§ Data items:
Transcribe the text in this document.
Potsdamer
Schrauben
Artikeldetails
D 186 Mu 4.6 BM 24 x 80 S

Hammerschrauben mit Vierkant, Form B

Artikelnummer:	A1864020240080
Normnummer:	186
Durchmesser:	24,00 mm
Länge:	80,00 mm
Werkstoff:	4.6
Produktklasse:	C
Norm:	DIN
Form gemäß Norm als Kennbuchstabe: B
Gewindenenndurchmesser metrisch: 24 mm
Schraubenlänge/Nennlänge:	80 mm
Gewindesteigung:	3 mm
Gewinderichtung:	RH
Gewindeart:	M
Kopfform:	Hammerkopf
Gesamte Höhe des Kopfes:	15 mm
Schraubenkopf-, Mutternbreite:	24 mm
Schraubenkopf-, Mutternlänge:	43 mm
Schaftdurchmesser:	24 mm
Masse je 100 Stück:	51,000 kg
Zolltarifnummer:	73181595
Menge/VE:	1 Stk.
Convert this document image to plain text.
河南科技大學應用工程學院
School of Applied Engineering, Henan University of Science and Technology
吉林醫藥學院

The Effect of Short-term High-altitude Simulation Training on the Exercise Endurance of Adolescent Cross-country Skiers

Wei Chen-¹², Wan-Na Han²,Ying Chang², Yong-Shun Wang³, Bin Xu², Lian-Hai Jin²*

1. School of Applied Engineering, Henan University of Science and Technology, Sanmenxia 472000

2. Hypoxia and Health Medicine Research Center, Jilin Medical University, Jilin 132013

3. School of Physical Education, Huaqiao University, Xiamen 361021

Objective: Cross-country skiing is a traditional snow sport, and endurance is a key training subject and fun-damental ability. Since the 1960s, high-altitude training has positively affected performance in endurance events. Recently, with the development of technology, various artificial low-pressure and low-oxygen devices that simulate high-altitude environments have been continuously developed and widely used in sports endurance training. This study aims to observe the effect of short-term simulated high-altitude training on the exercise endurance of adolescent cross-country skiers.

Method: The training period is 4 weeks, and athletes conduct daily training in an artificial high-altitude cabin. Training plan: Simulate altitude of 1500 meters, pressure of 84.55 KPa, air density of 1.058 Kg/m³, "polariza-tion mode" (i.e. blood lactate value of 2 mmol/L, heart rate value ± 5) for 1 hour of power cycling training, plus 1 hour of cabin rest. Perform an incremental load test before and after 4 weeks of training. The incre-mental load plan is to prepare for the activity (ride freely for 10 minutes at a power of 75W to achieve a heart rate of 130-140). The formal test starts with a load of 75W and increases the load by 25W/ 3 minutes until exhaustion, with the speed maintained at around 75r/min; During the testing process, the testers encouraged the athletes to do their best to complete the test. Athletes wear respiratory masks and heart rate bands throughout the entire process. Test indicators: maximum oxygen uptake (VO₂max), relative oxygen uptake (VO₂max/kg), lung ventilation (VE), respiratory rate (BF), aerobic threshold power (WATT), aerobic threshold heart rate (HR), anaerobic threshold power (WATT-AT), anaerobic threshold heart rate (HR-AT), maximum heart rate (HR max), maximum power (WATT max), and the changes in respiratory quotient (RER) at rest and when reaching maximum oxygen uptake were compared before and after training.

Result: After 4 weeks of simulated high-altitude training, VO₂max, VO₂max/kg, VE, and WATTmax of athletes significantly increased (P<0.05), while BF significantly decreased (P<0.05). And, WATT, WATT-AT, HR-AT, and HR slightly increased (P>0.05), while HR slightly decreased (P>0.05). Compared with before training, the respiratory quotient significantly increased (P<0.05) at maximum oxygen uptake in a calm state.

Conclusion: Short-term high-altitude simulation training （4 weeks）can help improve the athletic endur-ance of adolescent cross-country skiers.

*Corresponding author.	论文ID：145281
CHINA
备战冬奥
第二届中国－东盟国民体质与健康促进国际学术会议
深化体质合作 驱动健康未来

§ EXERCISE DIRECTIONS: Collect the complete line wherever the string "text" appears in the records.

§ THE REPLY:
Transcribe the text in this document.
Convert this document image to plain text.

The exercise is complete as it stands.